Figure collection entries:
------------------------------

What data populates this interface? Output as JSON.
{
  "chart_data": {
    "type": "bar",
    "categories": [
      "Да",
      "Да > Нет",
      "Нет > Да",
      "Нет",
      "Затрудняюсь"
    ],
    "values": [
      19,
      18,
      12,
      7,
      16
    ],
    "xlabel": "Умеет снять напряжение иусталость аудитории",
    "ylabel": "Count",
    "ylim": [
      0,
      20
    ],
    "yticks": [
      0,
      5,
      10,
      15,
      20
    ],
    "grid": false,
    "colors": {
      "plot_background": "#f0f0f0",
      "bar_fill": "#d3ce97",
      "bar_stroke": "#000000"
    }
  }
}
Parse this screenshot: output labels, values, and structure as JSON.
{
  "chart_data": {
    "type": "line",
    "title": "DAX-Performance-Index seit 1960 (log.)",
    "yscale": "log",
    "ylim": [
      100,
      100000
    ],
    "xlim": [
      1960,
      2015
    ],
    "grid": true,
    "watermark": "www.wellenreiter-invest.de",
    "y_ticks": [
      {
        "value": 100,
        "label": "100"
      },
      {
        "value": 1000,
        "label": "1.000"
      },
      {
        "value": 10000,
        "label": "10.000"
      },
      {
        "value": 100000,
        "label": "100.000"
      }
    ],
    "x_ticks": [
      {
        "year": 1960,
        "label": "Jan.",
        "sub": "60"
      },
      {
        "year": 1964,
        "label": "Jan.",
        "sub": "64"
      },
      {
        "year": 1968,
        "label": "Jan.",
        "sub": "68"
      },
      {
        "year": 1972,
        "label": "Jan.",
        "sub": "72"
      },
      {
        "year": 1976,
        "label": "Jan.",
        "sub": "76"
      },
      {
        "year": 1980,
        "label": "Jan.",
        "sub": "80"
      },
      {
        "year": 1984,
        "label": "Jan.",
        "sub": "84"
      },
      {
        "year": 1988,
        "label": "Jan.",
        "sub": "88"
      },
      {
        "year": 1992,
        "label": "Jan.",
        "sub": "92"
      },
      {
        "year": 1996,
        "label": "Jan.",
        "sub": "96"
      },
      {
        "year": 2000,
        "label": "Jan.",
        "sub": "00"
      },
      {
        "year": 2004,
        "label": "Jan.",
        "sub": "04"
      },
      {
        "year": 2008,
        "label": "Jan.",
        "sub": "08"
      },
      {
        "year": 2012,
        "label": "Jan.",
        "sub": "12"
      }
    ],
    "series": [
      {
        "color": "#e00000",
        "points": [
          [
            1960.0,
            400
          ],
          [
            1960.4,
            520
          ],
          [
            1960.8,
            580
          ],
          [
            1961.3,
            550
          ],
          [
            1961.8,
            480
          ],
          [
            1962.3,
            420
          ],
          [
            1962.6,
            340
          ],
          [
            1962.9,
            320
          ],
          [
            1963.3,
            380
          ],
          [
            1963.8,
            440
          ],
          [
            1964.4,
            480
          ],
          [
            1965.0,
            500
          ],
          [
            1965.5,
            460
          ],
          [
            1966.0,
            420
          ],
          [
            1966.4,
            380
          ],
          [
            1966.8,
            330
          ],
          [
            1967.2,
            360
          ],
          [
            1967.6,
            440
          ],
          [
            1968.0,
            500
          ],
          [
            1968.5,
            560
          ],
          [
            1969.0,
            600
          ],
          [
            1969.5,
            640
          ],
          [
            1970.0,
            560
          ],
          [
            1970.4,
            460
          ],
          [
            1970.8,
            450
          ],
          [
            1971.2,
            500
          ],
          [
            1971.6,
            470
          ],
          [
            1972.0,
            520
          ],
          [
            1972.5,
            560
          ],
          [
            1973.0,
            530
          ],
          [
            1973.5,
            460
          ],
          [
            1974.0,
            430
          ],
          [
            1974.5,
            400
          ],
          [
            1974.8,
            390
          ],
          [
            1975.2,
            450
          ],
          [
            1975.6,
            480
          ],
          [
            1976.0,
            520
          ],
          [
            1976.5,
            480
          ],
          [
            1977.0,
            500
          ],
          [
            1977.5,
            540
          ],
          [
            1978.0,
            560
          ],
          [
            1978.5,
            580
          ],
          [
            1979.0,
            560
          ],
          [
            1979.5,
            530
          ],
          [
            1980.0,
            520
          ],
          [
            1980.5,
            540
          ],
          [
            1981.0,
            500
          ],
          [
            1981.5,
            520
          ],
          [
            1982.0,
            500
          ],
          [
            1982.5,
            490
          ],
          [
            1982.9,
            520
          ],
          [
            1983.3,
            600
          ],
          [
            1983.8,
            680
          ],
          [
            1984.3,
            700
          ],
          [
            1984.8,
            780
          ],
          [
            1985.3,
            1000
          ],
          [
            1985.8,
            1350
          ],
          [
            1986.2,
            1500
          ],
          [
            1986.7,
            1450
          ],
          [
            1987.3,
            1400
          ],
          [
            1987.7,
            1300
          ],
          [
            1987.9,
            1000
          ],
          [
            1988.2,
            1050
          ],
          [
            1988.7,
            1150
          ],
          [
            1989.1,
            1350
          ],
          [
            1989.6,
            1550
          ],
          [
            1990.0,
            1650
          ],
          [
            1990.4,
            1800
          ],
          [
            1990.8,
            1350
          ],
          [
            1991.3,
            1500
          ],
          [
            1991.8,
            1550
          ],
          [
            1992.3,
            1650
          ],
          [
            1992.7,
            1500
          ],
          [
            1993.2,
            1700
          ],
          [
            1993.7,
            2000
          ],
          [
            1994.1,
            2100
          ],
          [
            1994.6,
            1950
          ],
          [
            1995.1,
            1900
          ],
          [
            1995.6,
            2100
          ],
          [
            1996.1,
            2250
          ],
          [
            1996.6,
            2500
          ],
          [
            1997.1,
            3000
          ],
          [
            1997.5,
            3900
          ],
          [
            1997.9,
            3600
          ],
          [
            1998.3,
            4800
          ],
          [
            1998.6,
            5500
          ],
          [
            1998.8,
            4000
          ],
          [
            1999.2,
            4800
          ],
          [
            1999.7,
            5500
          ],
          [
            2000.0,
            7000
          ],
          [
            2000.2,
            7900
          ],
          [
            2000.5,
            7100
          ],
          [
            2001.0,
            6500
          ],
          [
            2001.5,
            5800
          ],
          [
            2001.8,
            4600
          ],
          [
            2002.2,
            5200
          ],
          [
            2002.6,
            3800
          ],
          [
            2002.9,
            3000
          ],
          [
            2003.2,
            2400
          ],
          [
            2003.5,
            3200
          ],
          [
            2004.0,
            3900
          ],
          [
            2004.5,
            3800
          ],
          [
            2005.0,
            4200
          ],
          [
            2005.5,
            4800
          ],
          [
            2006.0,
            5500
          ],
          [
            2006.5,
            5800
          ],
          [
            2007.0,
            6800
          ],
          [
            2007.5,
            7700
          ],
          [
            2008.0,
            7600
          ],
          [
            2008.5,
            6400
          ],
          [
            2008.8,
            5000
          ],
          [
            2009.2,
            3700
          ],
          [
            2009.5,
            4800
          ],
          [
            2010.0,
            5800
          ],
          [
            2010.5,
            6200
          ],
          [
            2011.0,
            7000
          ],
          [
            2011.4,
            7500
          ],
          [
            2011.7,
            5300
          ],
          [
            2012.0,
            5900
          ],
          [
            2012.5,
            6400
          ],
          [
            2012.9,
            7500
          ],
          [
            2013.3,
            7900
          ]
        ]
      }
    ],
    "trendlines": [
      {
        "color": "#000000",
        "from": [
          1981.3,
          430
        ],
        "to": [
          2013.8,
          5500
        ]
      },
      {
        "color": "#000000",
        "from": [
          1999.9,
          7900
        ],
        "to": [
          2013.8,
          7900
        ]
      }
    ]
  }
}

------------------------------

TASK GOAL: Give the records above again, word for word.

RESULT OF THE EXERCISE:
What data populates this interface? Output as JSON.
{
  "chart_data": {
    "type": "bar",
    "categories": [
      "Да",
      "Да > Нет",
      "Нет > Да",
      "Нет",
      "Затрудняюсь"
    ],
    "values": [
      19,
      18,
      12,
      7,
      16
    ],
    "xlabel": "Умеет снять напряжение иусталость аудитории",
    "ylabel": "Count",
    "ylim": [
      0,
      20
    ],
    "yticks": [
      0,
      5,
      10,
      15,
      20
    ],
    "grid": false,
    "colors": {
      "plot_background": "#f0f0f0",
      "bar_fill": "#d3ce97",
      "bar_stroke": "#000000"
    }
  }
}
Parse this screenshot: output labels, values, and structure as JSON.
{
  "chart_data": {
    "type": "line",
    "title": "DAX-Performance-Index seit 1960 (log.)",
    "yscale": "log",
    "ylim": [
      100,
      100000
    ],
    "xlim": [
      1960,
      2015
    ],
    "grid": true,
    "watermark": "www.wellenreiter-invest.de",
    "y_ticks": [
      {
        "value": 100,
        "label": "100"
      },
      {
        "value": 1000,
        "label": "1.000"
      },
      {
        "value": 10000,
        "label": "10.000"
      },
      {
        "value": 100000,
        "label": "100.000"
      }
    ],
    "x_ticks": [
      {
        "year": 1960,
        "label": "Jan.",
        "sub": "60"
      },
      {
        "year": 1964,
        "label": "Jan.",
        "sub": "64"
      },
      {
        "year": 1968,
        "label": "Jan.",
        "sub": "68"
      },
      {
        "year": 1972,
        "label": "Jan.",
        "sub": "72"
      },
      {
        "year": 1976,
        "label": "Jan.",
        "sub": "76"
      },
      {
        "year": 1980,
        "label": "Jan.",
        "sub": "80"
      },
      {
        "year": 1984,
        "label": "Jan.",
        "sub": "84"
      },
      {
        "year": 1988,
        "label": "Jan.",
        "sub": "88"
      },
      {
        "year": 1992,
        "label": "Jan.",
        "sub": "92"
      },
      {
        "year": 1996,
        "label": "Jan.",
        "sub": "96"
      },
      {
        "year": 2000,
        "label": "Jan.",
        "sub": "00"
      },
      {
        "year": 2004,
        "label": "Jan.",
        "sub": "04"
      },
      {
        "year": 2008,
        "label": "Jan.",
        "sub": "08"
      },
      {
        "year": 2012,
        "label": "Jan.",
        "sub": "12"
      }
    ],
    "series": [
      {
        "color": "#e00000",
        "points": [
          [
            1960.0,
            400
          ],
          [
            1960.4,
            520
          ],
          [
            1960.8,
            580
          ],
          [
            1961.3,
            550
          ],
          [
            1961.8,
            480
          ],
          [
            1962.3,
            420
          ],
          [
            1962.6,
            340
          ],
          [
            1962.9,
            320
          ],
          [
            1963.3,
            380
          ],
          [
            1963.8,
            440
          ],
          [
            1964.4,
            480
          ],
          [
            1965.0,
            500
          ],
          [
            1965.5,
            460
          ],
          [
            1966.0,
            420
          ],
          [
            1966.4,
            380
          ],
          [
            1966.8,
            330
          ],
          [
            1967.2,
            360
          ],
          [
            1967.6,
            440
          ],
          [
            1968.0,
            500
          ],
          [
            1968.5,
            560
          ],
          [
            1969.0,
            600
          ],
          [
            1969.5,
            640
          ],
          [
            1970.0,
            560
          ],
          [
            1970.4,
            460
          ],
          [
            1970.8,
            450
          ],
          [
            1971.2,
            500
          ],
          [
            1971.6,
            470
          ],
          [
            1972.0,
            520
          ],
          [
            1972.5,
            560
          ],
          [
            1973.0,
            530
          ],
          [
            1973.5,
            460
          ],
          [
            1974.0,
            430
          ],
          [
            1974.5,
            400
          ],
          [
            1974.8,
            390
          ],
          [
            1975.2,
            450
          ],
          [
            1975.6,
            480
          ],
          [
            1976.0,
            520
          ],
          [
            1976.5,
            480
          ],
          [
            1977.0,
            500
          ],
          [
            1977.5,
            540
          ],
          [
            1978.0,
            560
          ],
          [
            1978.5,
            580
          ],
          [
            1979.0,
            560
          ],
          [
            1979.5,
            530
          ],
          [
            1980.0,
            520
          ],
          [
            1980.5,
            540
          ],
          [
            1981.0,
            500
          ],
          [
            1981.5,
            520
          ],
          [
            1982.0,
            500
          ],
          [
            1982.5,
            490
          ],
          [
            1982.9,
            520
          ],
          [
            1983.3,
            600
          ],
          [
            1983.8,
            680
          ],
          [
            1984.3,
            700
          ],
          [
            1984.8,
            780
          ],
          [
            1985.3,
            1000
          ],
          [
            1985.8,
            1350
          ],
          [
            1986.2,
            1500
          ],
          [
            1986.7,
            1450
          ],
          [
            1987.3,
            1400
          ],
          [
            1987.7,
            1300
          ],
          [
            1987.9,
            1000
          ],
          [
            1988.2,
            1050
          ],
          [
            1988.7,
            1150
          ],
          [
            1989.1,
            1350
          ],
          [
            1989.6,
            1550
          ],
          [
            1990.0,
            1650
          ],
          [
            1990.4,
            1800
          ],
          [
            1990.8,
            1350
          ],
          [
            1991.3,
            1500
          ],
          [
            1991.8,
            1550
          ],
          [
            1992.3,
            1650
          ],
          [
            1992.7,
            1500
          ],
          [
            1993.2,
            1700
          ],
          [
            1993.7,
            2000
          ],
          [
            1994.1,
            2100
          ],
          [
            1994.6,
            1950
          ],
          [
            1995.1,
            1900
          ],
          [
            1995.6,
            2100
          ],
          [
            1996.1,
            2250
          ],
          [
            1996.6,
            2500
          ],
          [
            1997.1,
            3000
          ],
          [
            1997.5,
            3900
          ],
          [
            1997.9,
            3600
          ],
          [
            1998.3,
            4800
          ],
          [
            1998.6,
            5500
          ],
          [
            1998.8,
            4000
          ],
          [
            1999.2,
            4800
          ],
          [
            1999.7,
            5500
          ],
          [
            2000.0,
            7000
          ],
          [
            2000.2,
            7900
          ],
          [
            2000.5,
            7100
          ],
          [
            2001.0,
            6500
          ],
          [
            2001.5,
            5800
          ],
          [
            2001.8,
            4600
          ],
          [
            2002.2,
            5200
          ],
          [
            2002.6,
            3800
          ],
          [
            2002.9,
            3000
          ],
          [
            2003.2,
            2400
          ],
          [
            2003.5,
            3200
          ],
          [
            2004.0,
            3900
          ],
          [
            2004.5,
            3800
          ],
          [
            2005.0,
            4200
          ],
          [
            2005.5,
            4800
          ],
          [
            2006.0,
            5500
          ],
          [
            2006.5,
            5800
          ],
          [
            2007.0,
            6800
          ],
          [
            2007.5,
            7700
          ],
          [
            2008.0,
            7600
          ],
          [
            2008.5,
            6400
          ],
          [
            2008.8,
            5000
          ],
          [
            2009.2,
            3700
          ],
          [
            2009.5,
            4800
          ],
          [
            2010.0,
            5800
          ],
          [
            2010.5,
            6200
          ],
          [
            2011.0,
            7000
          ],
          [
            2011.4,
            7500
          ],
          [
            2011.7,
            5300
          ],
          [
            2012.0,
            5900
          ],
          [
            2012.5,
            6400
          ],
          [
            2012.9,
            7500
          ],
          [
            2013.3,
            7900
          ]
        ]
      }
    ],
    "trendlines": [
      {
        "color": "#000000",
        "from": [
          1981.3,
          430
        ],
        "to": [
          2013.8,
          5500
        ]
      },
      {
        "color": "#000000",
        "from": [
          1999.9,
          7900
        ],
        "to": [
          2013.8,
          7900
        ]
      }
    ]
  }
}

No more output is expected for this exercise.